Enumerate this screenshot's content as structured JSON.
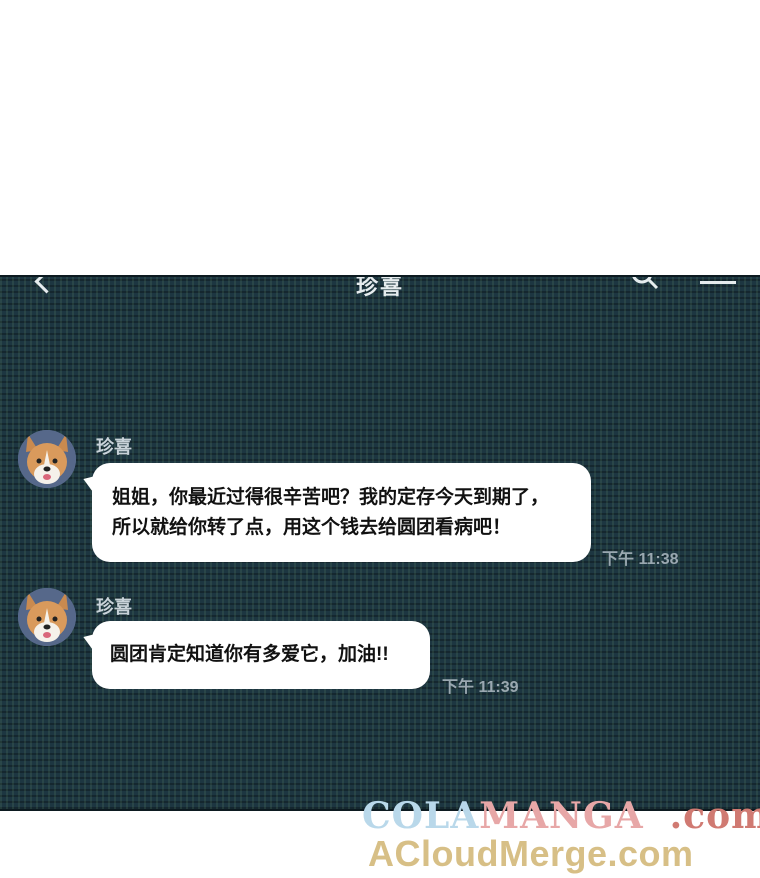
{
  "header": {
    "title": "珍喜"
  },
  "messages": [
    {
      "sender": "珍喜",
      "lines": [
        "姐姐，你最近过得很辛苦吧？我的定存今天到期了，",
        "所以就给你转了点，用这个钱去给圆团看病吧！"
      ],
      "time": "下午 11:38"
    },
    {
      "sender": "珍喜",
      "lines": [
        "圆团肯定知道你有多爱它，加油!!"
      ],
      "time": "下午 11:39"
    }
  ],
  "watermark": {
    "part1": "COLA",
    "part2": "MANGA",
    "part3": ".com",
    "line2": "ACloudMerge.com"
  },
  "colors": {
    "chat_background": "#1d3641",
    "bubble": "#ffffff",
    "header_text": "#e6ecee"
  },
  "icons": [
    "back-arrow-icon",
    "search-icon",
    "menu-icon",
    "corgi-avatar"
  ]
}
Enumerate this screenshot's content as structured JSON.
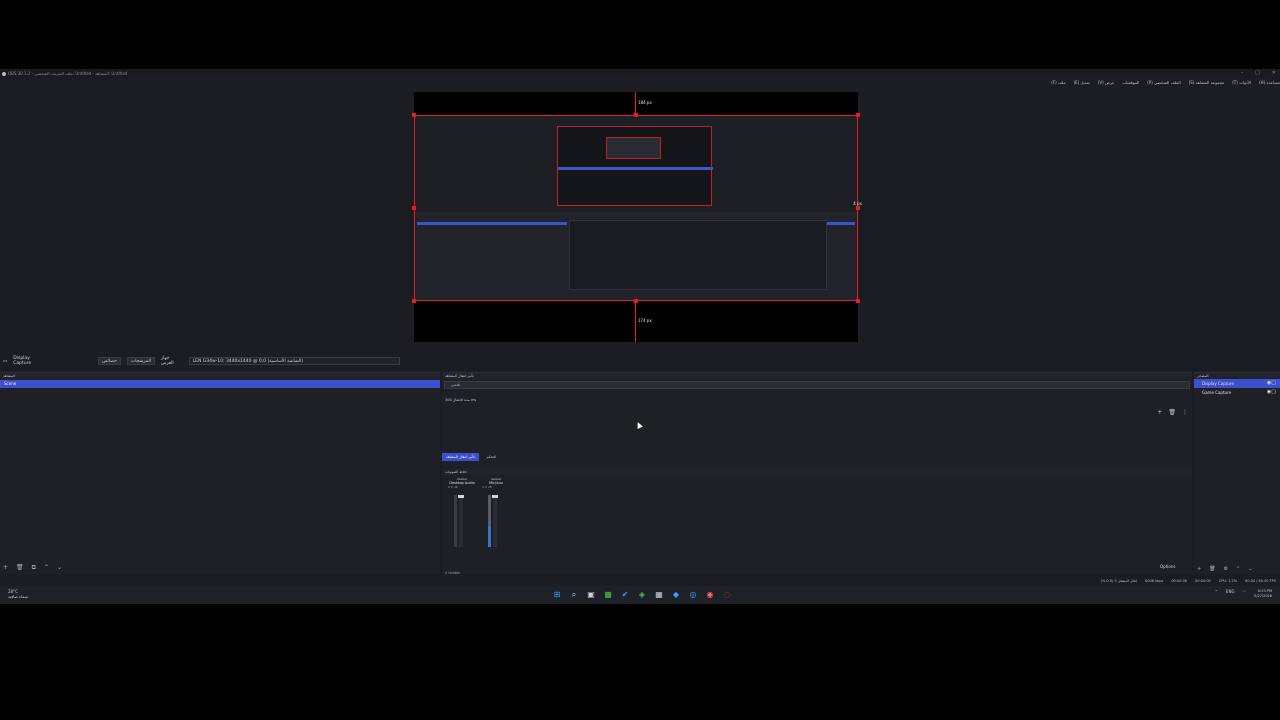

____

» **Work required**: Without the pictures, retype the whole of the material above exactly.

» **Answer for this exercise**:
Enumerate this screenshot's content as structured JSON.
{
  "header": {
    "title": "珍喜"
  },
  "messages": [
    {
      "sender": "珍喜",
      "lines": [
        "姐姐，你最近过得很辛苦吧？我的定存今天到期了，",
        "所以就给你转了点，用这个钱去给圆团看病吧！"
      ],
      "time": "下午 11:38"
    },
    {
      "sender": "珍喜",
      "lines": [
        "圆团肯定知道你有多爱它，加油!!"
      ],
      "time": "下午 11:39"
    }
  ],
  "watermark": {
    "part1": "COLA",
    "part2": "MANGA",
    "part3": ".com",
    "line2": "ACloudMerge.com"
  },
  "colors": {
    "chat_background": "#1d3641",
    "bubble": "#ffffff",
    "header_text": "#e6ecee"
  },
  "icons": [
    "back-arrow-icon",
    "search-icon",
    "menu-icon",
    "corgi-avatar"
  ]
}
Enumerate this screenshot's content as structured JSON.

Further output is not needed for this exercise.